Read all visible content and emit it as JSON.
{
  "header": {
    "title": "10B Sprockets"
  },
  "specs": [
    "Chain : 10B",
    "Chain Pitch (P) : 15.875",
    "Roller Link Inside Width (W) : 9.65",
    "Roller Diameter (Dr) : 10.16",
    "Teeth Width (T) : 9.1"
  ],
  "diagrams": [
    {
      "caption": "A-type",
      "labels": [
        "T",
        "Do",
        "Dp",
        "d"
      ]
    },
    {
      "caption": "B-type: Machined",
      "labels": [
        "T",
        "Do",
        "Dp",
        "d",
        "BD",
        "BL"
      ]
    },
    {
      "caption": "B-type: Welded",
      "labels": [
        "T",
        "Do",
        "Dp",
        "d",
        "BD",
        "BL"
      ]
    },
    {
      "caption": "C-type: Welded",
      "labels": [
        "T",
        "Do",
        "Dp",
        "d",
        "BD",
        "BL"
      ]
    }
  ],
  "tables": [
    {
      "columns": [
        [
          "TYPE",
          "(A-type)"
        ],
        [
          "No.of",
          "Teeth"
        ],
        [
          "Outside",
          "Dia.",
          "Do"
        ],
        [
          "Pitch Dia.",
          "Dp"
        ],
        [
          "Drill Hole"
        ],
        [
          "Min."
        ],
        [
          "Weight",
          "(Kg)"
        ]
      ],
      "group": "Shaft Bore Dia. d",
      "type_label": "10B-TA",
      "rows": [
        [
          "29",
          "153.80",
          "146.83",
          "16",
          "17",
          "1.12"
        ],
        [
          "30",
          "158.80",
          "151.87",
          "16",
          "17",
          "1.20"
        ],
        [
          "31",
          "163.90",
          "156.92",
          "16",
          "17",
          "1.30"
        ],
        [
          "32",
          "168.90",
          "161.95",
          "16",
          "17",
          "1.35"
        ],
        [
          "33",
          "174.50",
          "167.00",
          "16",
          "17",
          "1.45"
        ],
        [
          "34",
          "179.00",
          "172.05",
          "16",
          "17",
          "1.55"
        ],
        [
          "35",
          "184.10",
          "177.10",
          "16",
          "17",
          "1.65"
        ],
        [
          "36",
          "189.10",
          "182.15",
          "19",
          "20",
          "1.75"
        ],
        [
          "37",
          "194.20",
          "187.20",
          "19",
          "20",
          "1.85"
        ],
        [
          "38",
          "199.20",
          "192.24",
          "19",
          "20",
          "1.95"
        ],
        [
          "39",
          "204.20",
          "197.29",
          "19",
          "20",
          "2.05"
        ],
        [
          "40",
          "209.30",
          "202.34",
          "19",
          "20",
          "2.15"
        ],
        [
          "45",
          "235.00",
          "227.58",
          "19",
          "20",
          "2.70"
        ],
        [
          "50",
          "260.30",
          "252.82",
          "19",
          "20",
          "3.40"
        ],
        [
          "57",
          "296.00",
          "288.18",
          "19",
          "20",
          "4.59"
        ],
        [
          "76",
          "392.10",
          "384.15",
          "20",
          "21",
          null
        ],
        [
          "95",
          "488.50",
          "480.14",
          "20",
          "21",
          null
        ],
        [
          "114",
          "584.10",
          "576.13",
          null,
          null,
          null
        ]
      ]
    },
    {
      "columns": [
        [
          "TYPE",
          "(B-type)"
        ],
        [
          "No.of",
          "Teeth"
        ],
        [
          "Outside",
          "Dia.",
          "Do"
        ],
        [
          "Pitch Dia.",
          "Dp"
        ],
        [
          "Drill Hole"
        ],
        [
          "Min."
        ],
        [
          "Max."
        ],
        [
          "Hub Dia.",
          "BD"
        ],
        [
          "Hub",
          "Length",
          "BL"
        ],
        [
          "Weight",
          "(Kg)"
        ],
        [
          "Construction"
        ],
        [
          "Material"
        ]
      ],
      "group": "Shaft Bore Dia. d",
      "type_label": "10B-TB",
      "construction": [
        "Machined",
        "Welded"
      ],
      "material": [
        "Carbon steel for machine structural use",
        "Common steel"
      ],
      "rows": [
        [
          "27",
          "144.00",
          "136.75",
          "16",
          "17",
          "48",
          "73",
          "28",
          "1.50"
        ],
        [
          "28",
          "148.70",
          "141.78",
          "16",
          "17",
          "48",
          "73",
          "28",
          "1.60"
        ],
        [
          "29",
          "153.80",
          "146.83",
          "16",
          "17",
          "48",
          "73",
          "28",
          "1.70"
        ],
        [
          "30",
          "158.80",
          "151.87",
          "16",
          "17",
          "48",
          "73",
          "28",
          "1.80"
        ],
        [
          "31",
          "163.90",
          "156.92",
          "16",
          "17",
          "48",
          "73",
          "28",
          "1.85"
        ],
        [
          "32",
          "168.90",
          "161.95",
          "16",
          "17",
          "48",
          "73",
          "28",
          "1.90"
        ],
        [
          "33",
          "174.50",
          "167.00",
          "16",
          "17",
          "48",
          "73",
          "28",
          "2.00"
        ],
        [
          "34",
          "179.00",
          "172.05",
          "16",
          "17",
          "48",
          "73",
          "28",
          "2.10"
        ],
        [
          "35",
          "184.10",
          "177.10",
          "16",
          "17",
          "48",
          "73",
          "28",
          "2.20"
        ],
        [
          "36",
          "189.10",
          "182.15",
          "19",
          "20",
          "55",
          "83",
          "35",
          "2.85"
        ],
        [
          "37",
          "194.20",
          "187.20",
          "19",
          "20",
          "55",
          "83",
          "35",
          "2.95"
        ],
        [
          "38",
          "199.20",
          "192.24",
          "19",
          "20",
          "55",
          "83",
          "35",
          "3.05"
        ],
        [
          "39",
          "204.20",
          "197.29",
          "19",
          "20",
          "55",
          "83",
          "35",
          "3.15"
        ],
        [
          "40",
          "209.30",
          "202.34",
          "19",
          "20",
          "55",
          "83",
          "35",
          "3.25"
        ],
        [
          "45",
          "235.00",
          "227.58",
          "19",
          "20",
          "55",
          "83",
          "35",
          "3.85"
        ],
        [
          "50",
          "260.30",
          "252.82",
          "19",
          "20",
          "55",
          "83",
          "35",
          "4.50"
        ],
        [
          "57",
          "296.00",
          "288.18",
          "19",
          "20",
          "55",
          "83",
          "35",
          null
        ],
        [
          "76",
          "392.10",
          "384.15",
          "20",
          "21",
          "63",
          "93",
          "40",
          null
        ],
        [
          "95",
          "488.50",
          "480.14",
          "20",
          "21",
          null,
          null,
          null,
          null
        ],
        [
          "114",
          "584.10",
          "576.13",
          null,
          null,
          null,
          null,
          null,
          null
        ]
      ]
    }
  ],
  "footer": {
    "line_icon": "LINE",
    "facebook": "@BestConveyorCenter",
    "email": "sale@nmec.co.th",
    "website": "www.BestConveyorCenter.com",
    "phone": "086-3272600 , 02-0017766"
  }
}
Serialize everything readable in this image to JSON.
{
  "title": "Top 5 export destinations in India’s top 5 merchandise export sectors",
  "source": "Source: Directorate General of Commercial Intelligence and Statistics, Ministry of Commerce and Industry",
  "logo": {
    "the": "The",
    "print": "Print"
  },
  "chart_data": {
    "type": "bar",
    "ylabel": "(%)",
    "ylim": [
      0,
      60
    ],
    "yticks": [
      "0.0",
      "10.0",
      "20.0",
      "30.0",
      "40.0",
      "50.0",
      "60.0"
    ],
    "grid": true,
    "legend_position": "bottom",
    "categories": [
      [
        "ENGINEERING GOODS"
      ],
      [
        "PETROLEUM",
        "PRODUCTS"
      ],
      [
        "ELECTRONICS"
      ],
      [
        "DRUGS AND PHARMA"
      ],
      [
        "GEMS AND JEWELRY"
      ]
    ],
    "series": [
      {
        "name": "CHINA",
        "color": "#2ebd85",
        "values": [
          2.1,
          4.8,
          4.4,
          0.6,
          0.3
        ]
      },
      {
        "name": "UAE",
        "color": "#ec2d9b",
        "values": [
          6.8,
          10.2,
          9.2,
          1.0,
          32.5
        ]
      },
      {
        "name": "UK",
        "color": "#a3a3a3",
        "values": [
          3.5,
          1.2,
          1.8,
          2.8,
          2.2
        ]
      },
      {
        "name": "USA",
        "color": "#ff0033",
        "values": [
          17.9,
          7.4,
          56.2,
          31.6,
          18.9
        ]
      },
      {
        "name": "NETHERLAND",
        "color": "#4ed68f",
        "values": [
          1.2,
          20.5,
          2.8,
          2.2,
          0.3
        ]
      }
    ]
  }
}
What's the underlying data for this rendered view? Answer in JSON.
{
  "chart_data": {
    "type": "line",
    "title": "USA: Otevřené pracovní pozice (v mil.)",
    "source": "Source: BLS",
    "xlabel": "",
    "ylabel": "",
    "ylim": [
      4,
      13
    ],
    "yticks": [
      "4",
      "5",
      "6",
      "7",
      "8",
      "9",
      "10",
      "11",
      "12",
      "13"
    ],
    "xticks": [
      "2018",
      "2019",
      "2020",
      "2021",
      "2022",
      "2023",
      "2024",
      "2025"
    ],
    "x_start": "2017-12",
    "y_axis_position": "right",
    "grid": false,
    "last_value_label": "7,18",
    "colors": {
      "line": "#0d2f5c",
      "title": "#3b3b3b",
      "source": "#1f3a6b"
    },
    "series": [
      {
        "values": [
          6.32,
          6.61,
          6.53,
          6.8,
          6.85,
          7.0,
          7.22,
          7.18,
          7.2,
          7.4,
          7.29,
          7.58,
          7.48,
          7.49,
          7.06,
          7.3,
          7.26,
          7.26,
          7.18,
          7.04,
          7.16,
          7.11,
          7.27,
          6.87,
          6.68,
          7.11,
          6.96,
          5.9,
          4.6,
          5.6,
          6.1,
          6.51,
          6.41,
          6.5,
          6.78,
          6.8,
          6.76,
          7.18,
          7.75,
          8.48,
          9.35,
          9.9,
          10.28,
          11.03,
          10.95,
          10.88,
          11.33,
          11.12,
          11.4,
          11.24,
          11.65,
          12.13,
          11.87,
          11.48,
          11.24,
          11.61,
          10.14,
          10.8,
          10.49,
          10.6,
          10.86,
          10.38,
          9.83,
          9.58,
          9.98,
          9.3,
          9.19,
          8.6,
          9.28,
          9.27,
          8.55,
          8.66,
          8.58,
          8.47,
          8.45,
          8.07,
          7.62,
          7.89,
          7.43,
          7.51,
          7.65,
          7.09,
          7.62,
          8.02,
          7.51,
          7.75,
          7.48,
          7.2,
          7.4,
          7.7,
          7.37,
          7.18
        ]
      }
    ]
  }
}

····················

What to work on
Read the entries above, then pull out the lines that include "BestConveyorCenter".

Exercise answer
    "facebook": "@BestConveyorCenter",
    "website": "www.BestConveyorCenter.com",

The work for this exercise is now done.